▶ [INSTRUCTION]:
List every line of the records below that contains the word "page", copying each such line in full.

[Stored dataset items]

····················

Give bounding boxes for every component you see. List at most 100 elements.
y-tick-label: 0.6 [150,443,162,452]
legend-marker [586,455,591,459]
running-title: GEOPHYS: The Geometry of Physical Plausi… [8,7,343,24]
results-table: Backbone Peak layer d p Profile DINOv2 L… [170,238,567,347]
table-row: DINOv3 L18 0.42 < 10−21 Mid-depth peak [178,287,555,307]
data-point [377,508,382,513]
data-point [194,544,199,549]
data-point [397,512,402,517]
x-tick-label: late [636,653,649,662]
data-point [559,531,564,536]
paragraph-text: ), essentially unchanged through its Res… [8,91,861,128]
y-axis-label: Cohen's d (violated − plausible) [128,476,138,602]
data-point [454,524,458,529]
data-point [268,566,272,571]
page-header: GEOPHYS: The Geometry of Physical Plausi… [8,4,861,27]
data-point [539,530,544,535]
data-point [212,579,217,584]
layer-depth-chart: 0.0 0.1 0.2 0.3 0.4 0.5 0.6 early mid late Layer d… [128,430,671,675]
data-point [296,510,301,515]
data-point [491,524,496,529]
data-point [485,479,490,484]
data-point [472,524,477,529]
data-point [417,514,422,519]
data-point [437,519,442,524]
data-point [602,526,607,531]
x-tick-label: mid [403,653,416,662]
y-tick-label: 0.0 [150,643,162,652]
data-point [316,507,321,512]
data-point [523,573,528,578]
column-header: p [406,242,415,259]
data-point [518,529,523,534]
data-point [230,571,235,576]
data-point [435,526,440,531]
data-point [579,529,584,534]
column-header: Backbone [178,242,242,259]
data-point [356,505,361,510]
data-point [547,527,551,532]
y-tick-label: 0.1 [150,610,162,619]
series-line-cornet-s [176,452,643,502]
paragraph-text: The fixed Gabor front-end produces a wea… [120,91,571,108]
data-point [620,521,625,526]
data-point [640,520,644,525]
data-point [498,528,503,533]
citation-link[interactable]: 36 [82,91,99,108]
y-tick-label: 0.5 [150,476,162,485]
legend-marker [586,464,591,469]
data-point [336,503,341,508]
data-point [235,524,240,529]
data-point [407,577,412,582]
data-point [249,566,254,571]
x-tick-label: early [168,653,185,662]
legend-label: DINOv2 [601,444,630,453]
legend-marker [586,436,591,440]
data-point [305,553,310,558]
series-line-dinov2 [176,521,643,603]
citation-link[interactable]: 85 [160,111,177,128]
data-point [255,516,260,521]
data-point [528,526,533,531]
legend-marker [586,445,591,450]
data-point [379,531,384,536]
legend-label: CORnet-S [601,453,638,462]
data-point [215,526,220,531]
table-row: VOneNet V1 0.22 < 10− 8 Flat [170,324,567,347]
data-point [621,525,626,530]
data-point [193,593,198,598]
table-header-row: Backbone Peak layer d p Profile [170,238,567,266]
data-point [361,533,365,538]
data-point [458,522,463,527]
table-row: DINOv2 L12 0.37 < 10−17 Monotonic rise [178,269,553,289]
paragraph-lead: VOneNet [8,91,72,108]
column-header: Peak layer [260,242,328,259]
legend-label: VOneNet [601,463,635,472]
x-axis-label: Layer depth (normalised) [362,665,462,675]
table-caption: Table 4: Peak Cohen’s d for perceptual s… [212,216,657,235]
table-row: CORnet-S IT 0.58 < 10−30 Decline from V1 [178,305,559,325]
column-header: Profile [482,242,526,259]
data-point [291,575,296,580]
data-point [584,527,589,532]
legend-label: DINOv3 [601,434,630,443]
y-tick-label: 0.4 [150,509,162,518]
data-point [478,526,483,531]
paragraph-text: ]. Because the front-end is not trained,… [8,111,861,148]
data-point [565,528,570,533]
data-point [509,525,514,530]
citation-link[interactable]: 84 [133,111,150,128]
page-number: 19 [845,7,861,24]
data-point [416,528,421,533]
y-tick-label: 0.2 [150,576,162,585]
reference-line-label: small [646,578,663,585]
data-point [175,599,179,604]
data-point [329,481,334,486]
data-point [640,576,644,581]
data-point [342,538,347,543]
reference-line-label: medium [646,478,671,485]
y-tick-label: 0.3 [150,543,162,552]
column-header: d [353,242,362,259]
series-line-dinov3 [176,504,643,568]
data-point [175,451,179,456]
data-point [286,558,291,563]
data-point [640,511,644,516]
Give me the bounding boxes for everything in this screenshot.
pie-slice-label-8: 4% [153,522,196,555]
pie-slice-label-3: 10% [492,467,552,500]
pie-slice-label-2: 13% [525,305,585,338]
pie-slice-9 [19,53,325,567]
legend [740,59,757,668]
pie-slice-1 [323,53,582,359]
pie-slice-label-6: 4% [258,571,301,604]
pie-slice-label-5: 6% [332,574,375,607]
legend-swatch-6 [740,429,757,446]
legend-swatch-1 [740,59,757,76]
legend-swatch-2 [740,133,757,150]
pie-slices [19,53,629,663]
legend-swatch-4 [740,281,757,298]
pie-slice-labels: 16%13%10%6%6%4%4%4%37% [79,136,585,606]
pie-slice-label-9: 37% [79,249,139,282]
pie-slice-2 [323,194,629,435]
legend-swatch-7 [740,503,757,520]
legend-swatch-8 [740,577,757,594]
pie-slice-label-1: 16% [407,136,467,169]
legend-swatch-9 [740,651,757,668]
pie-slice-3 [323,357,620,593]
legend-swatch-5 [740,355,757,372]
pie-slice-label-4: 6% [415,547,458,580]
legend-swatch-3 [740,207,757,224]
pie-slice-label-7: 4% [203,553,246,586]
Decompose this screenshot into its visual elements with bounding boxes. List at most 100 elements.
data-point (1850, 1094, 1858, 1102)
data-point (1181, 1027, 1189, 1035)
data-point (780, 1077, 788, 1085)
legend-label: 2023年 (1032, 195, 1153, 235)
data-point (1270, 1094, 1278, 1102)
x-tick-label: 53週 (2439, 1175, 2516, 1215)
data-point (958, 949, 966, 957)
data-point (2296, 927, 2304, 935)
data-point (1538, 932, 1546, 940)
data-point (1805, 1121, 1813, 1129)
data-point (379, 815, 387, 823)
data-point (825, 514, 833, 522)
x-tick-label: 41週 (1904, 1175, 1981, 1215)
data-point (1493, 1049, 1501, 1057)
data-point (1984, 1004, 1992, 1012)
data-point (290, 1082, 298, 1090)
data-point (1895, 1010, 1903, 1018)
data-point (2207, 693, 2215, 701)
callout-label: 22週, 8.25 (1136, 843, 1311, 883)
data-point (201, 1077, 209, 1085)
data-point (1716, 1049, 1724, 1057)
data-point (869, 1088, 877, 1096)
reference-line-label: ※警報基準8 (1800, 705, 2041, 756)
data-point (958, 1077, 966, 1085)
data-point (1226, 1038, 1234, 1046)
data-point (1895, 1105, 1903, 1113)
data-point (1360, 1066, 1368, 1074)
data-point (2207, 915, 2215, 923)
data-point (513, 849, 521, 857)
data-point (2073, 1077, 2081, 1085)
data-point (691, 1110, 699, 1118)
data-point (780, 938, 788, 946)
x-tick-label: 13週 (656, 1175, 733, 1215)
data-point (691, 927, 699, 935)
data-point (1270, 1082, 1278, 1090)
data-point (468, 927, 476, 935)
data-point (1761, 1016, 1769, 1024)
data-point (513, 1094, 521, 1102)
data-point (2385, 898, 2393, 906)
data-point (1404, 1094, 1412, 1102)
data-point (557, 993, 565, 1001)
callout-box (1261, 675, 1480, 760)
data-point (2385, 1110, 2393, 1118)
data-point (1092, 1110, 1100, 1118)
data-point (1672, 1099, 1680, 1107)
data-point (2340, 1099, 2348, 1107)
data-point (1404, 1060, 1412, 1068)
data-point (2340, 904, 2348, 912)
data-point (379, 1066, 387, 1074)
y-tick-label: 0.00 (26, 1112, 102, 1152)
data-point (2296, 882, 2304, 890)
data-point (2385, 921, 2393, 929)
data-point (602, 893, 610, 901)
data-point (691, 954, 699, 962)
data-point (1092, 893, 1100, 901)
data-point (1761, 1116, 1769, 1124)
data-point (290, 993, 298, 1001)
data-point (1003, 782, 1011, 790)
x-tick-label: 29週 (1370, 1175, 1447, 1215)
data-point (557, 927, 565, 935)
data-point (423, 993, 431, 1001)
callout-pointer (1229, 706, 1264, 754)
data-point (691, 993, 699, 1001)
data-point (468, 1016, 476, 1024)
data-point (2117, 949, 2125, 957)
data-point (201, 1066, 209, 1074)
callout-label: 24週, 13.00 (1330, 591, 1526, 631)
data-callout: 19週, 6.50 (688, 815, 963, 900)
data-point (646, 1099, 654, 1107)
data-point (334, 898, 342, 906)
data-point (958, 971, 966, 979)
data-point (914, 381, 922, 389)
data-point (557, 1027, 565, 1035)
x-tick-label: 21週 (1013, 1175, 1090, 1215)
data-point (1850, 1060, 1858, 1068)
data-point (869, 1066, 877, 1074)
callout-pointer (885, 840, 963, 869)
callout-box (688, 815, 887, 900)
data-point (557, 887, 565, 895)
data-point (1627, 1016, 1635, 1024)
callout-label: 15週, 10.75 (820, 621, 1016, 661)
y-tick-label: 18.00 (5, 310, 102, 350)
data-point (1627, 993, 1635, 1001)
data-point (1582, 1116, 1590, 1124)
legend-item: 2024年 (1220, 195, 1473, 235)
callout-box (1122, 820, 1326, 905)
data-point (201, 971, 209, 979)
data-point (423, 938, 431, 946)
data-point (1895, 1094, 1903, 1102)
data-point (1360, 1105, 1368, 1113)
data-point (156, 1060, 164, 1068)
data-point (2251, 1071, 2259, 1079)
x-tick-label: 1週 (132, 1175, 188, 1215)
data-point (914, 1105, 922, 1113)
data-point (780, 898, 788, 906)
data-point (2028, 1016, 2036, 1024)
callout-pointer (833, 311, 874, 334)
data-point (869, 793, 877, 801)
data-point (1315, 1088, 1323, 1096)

····················

▶ [ANSWER TO THIS TASK]:
page-header: GEOPHYS: The Geometry of Physical Plausi… [8,4,861,27]
page-number: 19 [845,7,861,24]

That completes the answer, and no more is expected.